Repeat every record below exactly, omitting any pictures.

== Records shown

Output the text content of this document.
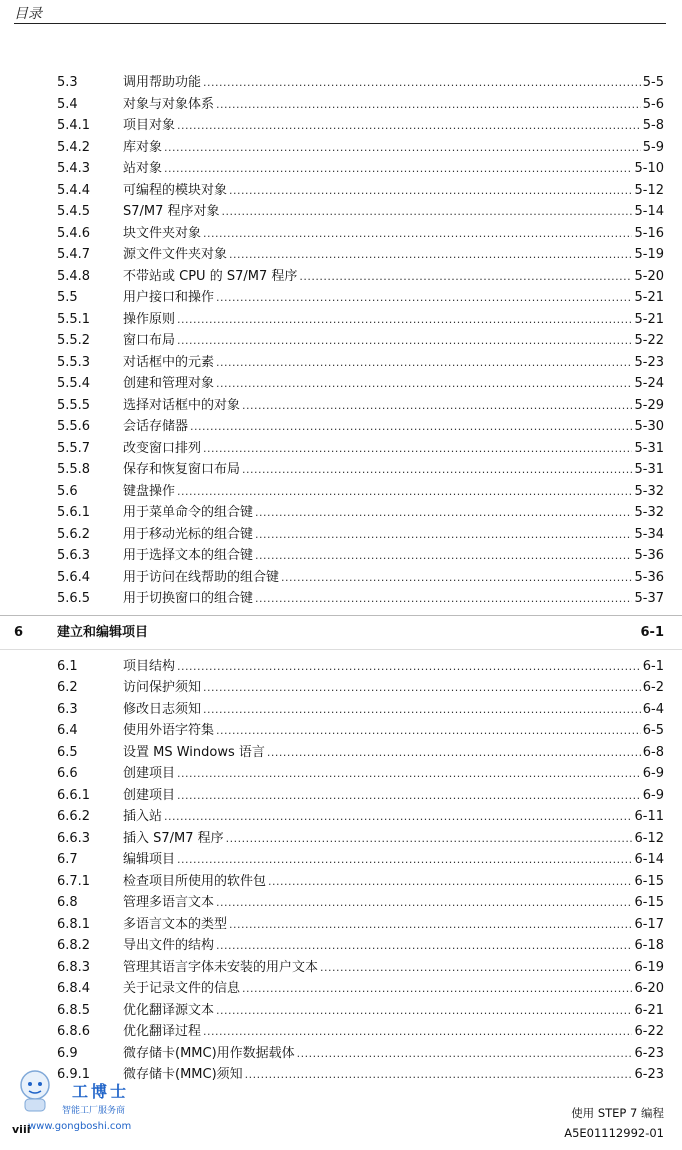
目录
5.3	调用帮助功能 .....	5-5
5.4	对象与对象体系 .....	5-6
5.4.1	项目对象 .....	5-8
5.4.2	库对象 .....	5-9
5.4.3	站对象 .....	5-10
5.4.4	可编程的模块对象 .....	5-12
5.4.5	S7/M7 程序对象 .....	5-14
5.4.6	块文件夹对象 .....	5-16
5.4.7	源文件文件夹对象 .....	5-19
5.4.8	不带站或 CPU 的 S7/M7 程序 .....	5-20
5.5	用户接口和操作 .....	5-21
5.5.1	操作原则 .....	5-21
5.5.2	窗口布局 .....	5-22
5.5.3	对话框中的元素 .....	5-23
5.5.4	创建和管理对象 .....	5-24
5.5.5	选择对话框中的对象 .....	5-29
5.5.6	会话存储器 .....	5-30
5.5.7	改变窗口排列 .....	5-31
5.5.8	保存和恢复窗口布局 .....	5-31
5.6	键盘操作 .....	5-32
5.6.1	用于菜单命令的组合键 .....	5-32
5.6.2	用于移动光标的组合键 .....	5-34
5.6.3	用于选择文本的组合键 .....	5-36
5.6.4	用于访问在线帮助的组合键 .....	5-36
5.6.5	用于切换窗口的组合键 .....	5-37
6	建立和编辑项目	6-1
6.1	项目结构 .....	6-1
6.2	访问保护须知 .....	6-2
6.3	修改日志须知 .....	6-4
6.4	使用外语字符集 .....	6-5
6.5	设置 MS Windows 语言 .....	6-8
6.6	创建项目 .....	6-9
6.6.1	创建项目 .....	6-9
6.6.2	插入站 .....	6-11
6.6.3	插入 S7/M7 程序 .....	6-12
6.7	编辑项目 .....	6-14
6.7.1	检查项目所使用的软件包 .....	6-15
6.8	管理多语言文本 .....	6-15
6.8.1	多语言文本的类型 .....	6-17
6.8.2	导出文件的结构 .....	6-18
6.8.3	管理其语言字体未安装的用户文本 .....	6-19
6.8.4	关于记录文件的信息 .....	6-20
6.8.5	优化翻译源文本 .....	6-21
6.8.6	优化翻译过程 .....	6-22
6.9	微存储卡(MMC)用作数据载体 .....	6-23
6.9.1	微存储卡(MMC)须知 .....	6-23
工博士
智能工厂服务商
www.gongboshi.com
viii
使用 STEP 7 编程
A5E01112992-01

====

## The response
Output the text content of this document.
目录
5.3	调用帮助功能 .....	5-5
5.4	对象与对象体系 .....	5-6
5.4.1	项目对象 .....	5-8
5.4.2	库对象 .....	5-9
5.4.3	站对象 .....	5-10
5.4.4	可编程的模块对象 .....	5-12
5.4.5	S7/M7 程序对象 .....	5-14
5.4.6	块文件夹对象 .....	5-16
5.4.7	源文件文件夹对象 .....	5-19
5.4.8	不带站或 CPU 的 S7/M7 程序 .....	5-20
5.5	用户接口和操作 .....	5-21
5.5.1	操作原则 .....	5-21
5.5.2	窗口布局 .....	5-22
5.5.3	对话框中的元素 .....	5-23
5.5.4	创建和管理对象 .....	5-24
5.5.5	选择对话框中的对象 .....	5-29
5.5.6	会话存储器 .....	5-30
5.5.7	改变窗口排列 .....	5-31
5.5.8	保存和恢复窗口布局 .....	5-31
5.6	键盘操作 .....	5-32
5.6.1	用于菜单命令的组合键 .....	5-32
5.6.2	用于移动光标的组合键 .....	5-34
5.6.3	用于选择文本的组合键 .....	5-36
5.6.4	用于访问在线帮助的组合键 .....	5-36
5.6.5	用于切换窗口的组合键 .....	5-37
6	建立和编辑项目	6-1
6.1	项目结构 .....	6-1
6.2	访问保护须知 .....	6-2
6.3	修改日志须知 .....	6-4
6.4	使用外语字符集 .....	6-5
6.5	设置 MS Windows 语言 .....	6-8
6.6	创建项目 .....	6-9
6.6.1	创建项目 .....	6-9
6.6.2	插入站 .....	6-11
6.6.3	插入 S7/M7 程序 .....	6-12
6.7	编辑项目 .....	6-14
6.7.1	检查项目所使用的软件包 .....	6-15
6.8	管理多语言文本 .....	6-15
6.8.1	多语言文本的类型 .....	6-17
6.8.2	导出文件的结构 .....	6-18
6.8.3	管理其语言字体未安装的用户文本 .....	6-19
6.8.4	关于记录文件的信息 .....	6-20
6.8.5	优化翻译源文本 .....	6-21
6.8.6	优化翻译过程 .....	6-22
6.9	微存储卡(MMC)用作数据载体 .....	6-23
6.9.1	微存储卡(MMC)须知 .....	6-23
工博士
智能工厂服务商
www.gongboshi.com
viii
使用 STEP 7 编程
A5E01112992-01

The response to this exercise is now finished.